Saved entries:
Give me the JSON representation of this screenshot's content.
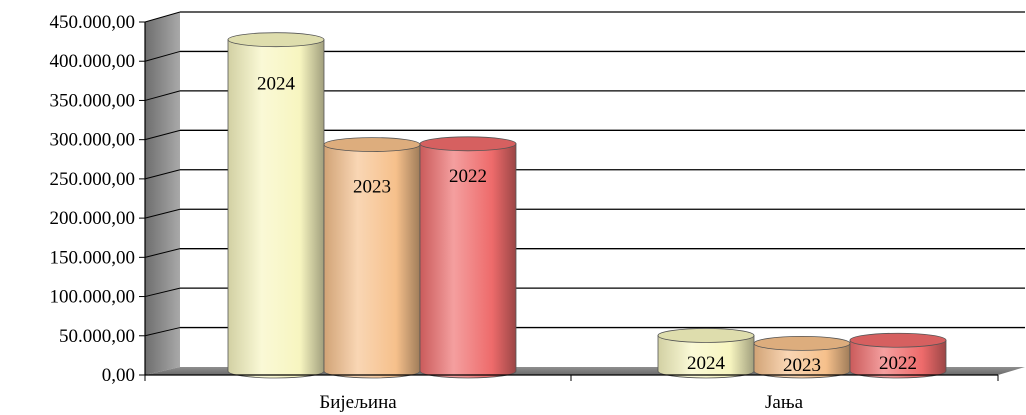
{
  "chart_data": {
    "type": "bar",
    "style": "3d-cylinder",
    "categories": [
      "Бијељина",
      "Јања"
    ],
    "series": [
      {
        "label": "2024",
        "color": "#f7f5c0",
        "values": [
          420000,
          45000
        ]
      },
      {
        "label": "2023",
        "color": "#f6c08b",
        "values": [
          287000,
          35000
        ]
      },
      {
        "label": "2022",
        "color": "#ee6b6b",
        "values": [
          288000,
          39000
        ]
      }
    ],
    "y_ticks": [
      "0,00",
      "50.000,00",
      "100.000,00",
      "150.000,00",
      "200.000,00",
      "250.000,00",
      "300.000,00",
      "350.000,00",
      "400.000,00",
      "450.000,00"
    ],
    "ylim": [
      0,
      450000
    ],
    "grid": true,
    "legend": "none"
  }
}
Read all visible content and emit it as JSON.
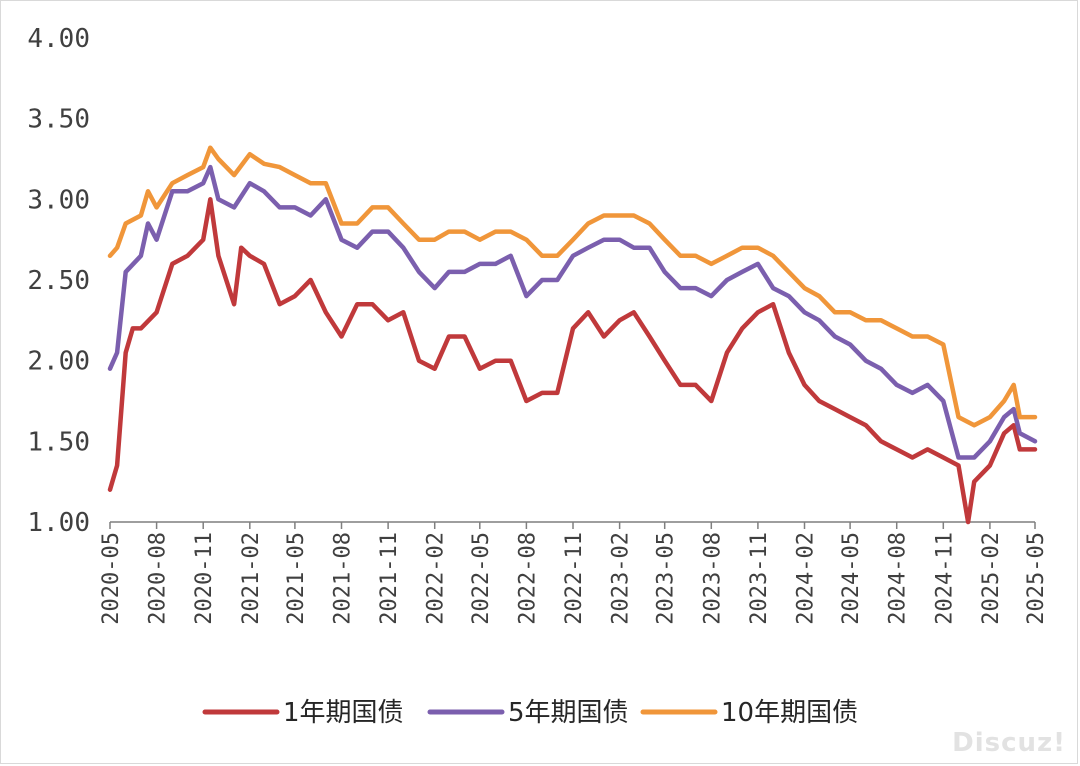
{
  "watermark": "Discuz!",
  "chart_data": {
    "type": "line",
    "title": "",
    "xlabel": "",
    "ylabel": "",
    "ylim": [
      1.0,
      4.0
    ],
    "yticks": [
      "1.00",
      "1.50",
      "2.00",
      "2.50",
      "3.00",
      "3.50",
      "4.00"
    ],
    "xlim": [
      "2020-05",
      "2025-05"
    ],
    "xticks": [
      "2020-05",
      "2020-08",
      "2020-11",
      "2021-02",
      "2021-05",
      "2021-08",
      "2021-11",
      "2022-02",
      "2022-05",
      "2022-08",
      "2022-11",
      "2023-02",
      "2023-05",
      "2023-08",
      "2023-11",
      "2024-02",
      "2024-05",
      "2024-08",
      "2024-11",
      "2025-02",
      "2025-05"
    ],
    "grid": false,
    "legend": "bottom",
    "series": [
      {
        "name": "1年期国债",
        "color": "#c0393b",
        "x": [
          "2020-05",
          "2020-05-15",
          "2020-06",
          "2020-06-15",
          "2020-07",
          "2020-08",
          "2020-09",
          "2020-10",
          "2020-11",
          "2020-11-15",
          "2020-12",
          "2021-01",
          "2021-01-15",
          "2021-02",
          "2021-03",
          "2021-04",
          "2021-05",
          "2021-06",
          "2021-07",
          "2021-08",
          "2021-09",
          "2021-10",
          "2021-11",
          "2021-12",
          "2022-01",
          "2022-02",
          "2022-03",
          "2022-04",
          "2022-05",
          "2022-06",
          "2022-07",
          "2022-08",
          "2022-09",
          "2022-10",
          "2022-11",
          "2022-12",
          "2023-01",
          "2023-02",
          "2023-03",
          "2023-04",
          "2023-05",
          "2023-06",
          "2023-07",
          "2023-08",
          "2023-09",
          "2023-10",
          "2023-11",
          "2023-12",
          "2024-01",
          "2024-02",
          "2024-03",
          "2024-04",
          "2024-05",
          "2024-06",
          "2024-07",
          "2024-08",
          "2024-09",
          "2024-10",
          "2024-11",
          "2024-12",
          "2024-12-20",
          "2025-01",
          "2025-02",
          "2025-03",
          "2025-03-20",
          "2025-04",
          "2025-05"
        ],
        "values": [
          1.2,
          1.35,
          2.05,
          2.2,
          2.2,
          2.3,
          2.6,
          2.65,
          2.75,
          3.0,
          2.65,
          2.35,
          2.7,
          2.65,
          2.6,
          2.35,
          2.4,
          2.5,
          2.3,
          2.15,
          2.35,
          2.35,
          2.25,
          2.3,
          2.0,
          1.95,
          2.15,
          2.15,
          1.95,
          2.0,
          2.0,
          1.75,
          1.8,
          1.8,
          2.2,
          2.3,
          2.15,
          2.25,
          2.3,
          2.15,
          2.0,
          1.85,
          1.85,
          1.75,
          2.05,
          2.2,
          2.3,
          2.35,
          2.05,
          1.85,
          1.75,
          1.7,
          1.65,
          1.6,
          1.5,
          1.45,
          1.4,
          1.45,
          1.4,
          1.35,
          1.0,
          1.25,
          1.35,
          1.55,
          1.6,
          1.45,
          1.45
        ]
      },
      {
        "name": "5年期国债",
        "color": "#7b5fae",
        "x": [
          "2020-05",
          "2020-05-15",
          "2020-06",
          "2020-07",
          "2020-07-15",
          "2020-08",
          "2020-09",
          "2020-10",
          "2020-11",
          "2020-11-15",
          "2020-12",
          "2021-01",
          "2021-02",
          "2021-03",
          "2021-04",
          "2021-05",
          "2021-06",
          "2021-07",
          "2021-08",
          "2021-09",
          "2021-10",
          "2021-11",
          "2021-12",
          "2022-01",
          "2022-02",
          "2022-03",
          "2022-04",
          "2022-05",
          "2022-06",
          "2022-07",
          "2022-08",
          "2022-09",
          "2022-10",
          "2022-11",
          "2022-12",
          "2023-01",
          "2023-02",
          "2023-03",
          "2023-04",
          "2023-05",
          "2023-06",
          "2023-07",
          "2023-08",
          "2023-09",
          "2023-10",
          "2023-11",
          "2023-12",
          "2024-01",
          "2024-02",
          "2024-03",
          "2024-04",
          "2024-05",
          "2024-06",
          "2024-07",
          "2024-08",
          "2024-09",
          "2024-10",
          "2024-11",
          "2024-12",
          "2025-01",
          "2025-02",
          "2025-03",
          "2025-03-20",
          "2025-04",
          "2025-05"
        ],
        "values": [
          1.95,
          2.05,
          2.55,
          2.65,
          2.85,
          2.75,
          3.05,
          3.05,
          3.1,
          3.2,
          3.0,
          2.95,
          3.1,
          3.05,
          2.95,
          2.95,
          2.9,
          3.0,
          2.75,
          2.7,
          2.8,
          2.8,
          2.7,
          2.55,
          2.45,
          2.55,
          2.55,
          2.6,
          2.6,
          2.65,
          2.4,
          2.5,
          2.5,
          2.65,
          2.7,
          2.75,
          2.75,
          2.7,
          2.7,
          2.55,
          2.45,
          2.45,
          2.4,
          2.5,
          2.55,
          2.6,
          2.45,
          2.4,
          2.3,
          2.25,
          2.15,
          2.1,
          2.0,
          1.95,
          1.85,
          1.8,
          1.85,
          1.75,
          1.4,
          1.4,
          1.5,
          1.65,
          1.7,
          1.55,
          1.5
        ]
      },
      {
        "name": "10年期国债",
        "color": "#f0963a",
        "x": [
          "2020-05",
          "2020-05-15",
          "2020-06",
          "2020-07",
          "2020-07-15",
          "2020-08",
          "2020-09",
          "2020-10",
          "2020-11",
          "2020-11-15",
          "2020-12",
          "2021-01",
          "2021-02",
          "2021-03",
          "2021-04",
          "2021-05",
          "2021-06",
          "2021-07",
          "2021-08",
          "2021-09",
          "2021-10",
          "2021-11",
          "2021-12",
          "2022-01",
          "2022-02",
          "2022-03",
          "2022-04",
          "2022-05",
          "2022-06",
          "2022-07",
          "2022-08",
          "2022-09",
          "2022-10",
          "2022-11",
          "2022-12",
          "2023-01",
          "2023-02",
          "2023-03",
          "2023-04",
          "2023-05",
          "2023-06",
          "2023-07",
          "2023-08",
          "2023-09",
          "2023-10",
          "2023-11",
          "2023-12",
          "2024-01",
          "2024-02",
          "2024-03",
          "2024-04",
          "2024-05",
          "2024-06",
          "2024-07",
          "2024-08",
          "2024-09",
          "2024-10",
          "2024-11",
          "2024-12",
          "2025-01",
          "2025-02",
          "2025-03",
          "2025-03-20",
          "2025-04",
          "2025-05"
        ],
        "values": [
          2.65,
          2.7,
          2.85,
          2.9,
          3.05,
          2.95,
          3.1,
          3.15,
          3.2,
          3.32,
          3.25,
          3.15,
          3.28,
          3.22,
          3.2,
          3.15,
          3.1,
          3.1,
          2.85,
          2.85,
          2.95,
          2.95,
          2.85,
          2.75,
          2.75,
          2.8,
          2.8,
          2.75,
          2.8,
          2.8,
          2.75,
          2.65,
          2.65,
          2.75,
          2.85,
          2.9,
          2.9,
          2.9,
          2.85,
          2.75,
          2.65,
          2.65,
          2.6,
          2.65,
          2.7,
          2.7,
          2.65,
          2.55,
          2.45,
          2.4,
          2.3,
          2.3,
          2.25,
          2.25,
          2.2,
          2.15,
          2.15,
          2.1,
          1.65,
          1.6,
          1.65,
          1.75,
          1.85,
          1.65,
          1.65
        ]
      }
    ]
  }
}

§ **WHAT THIS TASK INVOLVES**
Search the records above for "JSON". Copy each line where it is found.

§ **EXERCISE RESULT**
Give me the JSON representation of this screenshot's content.
Read all visible content and emit it as JSON.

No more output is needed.